- AIM OF THE EXERCISE -
In the material below, count the lines with the word "name" and state that number only.
━━ INFORMATION GIVEN ━━
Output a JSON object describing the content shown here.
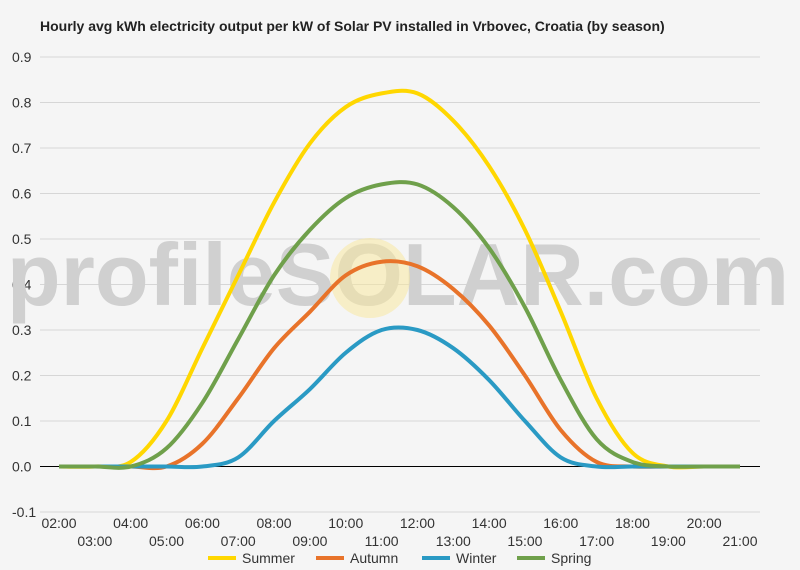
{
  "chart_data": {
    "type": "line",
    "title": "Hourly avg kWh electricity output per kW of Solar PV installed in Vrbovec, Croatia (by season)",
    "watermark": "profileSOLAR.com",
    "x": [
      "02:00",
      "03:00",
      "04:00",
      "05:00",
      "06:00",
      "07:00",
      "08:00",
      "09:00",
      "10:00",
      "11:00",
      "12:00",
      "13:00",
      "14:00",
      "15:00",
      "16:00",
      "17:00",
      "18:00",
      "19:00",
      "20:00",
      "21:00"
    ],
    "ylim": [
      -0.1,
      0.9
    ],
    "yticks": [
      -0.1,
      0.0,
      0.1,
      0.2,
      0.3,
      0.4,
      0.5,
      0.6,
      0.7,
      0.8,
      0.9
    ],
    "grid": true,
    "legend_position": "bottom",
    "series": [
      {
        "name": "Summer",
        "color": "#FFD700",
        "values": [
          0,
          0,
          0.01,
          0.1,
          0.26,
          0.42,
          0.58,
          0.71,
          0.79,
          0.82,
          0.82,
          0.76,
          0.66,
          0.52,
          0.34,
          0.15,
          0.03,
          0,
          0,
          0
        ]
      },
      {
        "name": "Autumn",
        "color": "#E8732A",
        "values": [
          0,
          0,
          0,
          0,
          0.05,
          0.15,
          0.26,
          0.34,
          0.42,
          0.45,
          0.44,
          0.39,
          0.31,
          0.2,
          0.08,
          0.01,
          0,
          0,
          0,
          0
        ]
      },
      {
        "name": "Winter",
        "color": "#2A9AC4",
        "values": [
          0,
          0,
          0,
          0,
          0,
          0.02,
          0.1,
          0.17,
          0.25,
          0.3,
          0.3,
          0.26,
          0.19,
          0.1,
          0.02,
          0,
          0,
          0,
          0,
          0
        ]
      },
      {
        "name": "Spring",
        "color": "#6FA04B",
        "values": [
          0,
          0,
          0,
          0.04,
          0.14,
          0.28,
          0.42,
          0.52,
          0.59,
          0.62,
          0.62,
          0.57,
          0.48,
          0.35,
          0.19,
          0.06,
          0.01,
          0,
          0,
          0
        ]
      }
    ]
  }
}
━━━
- FULL OUTPUT -
4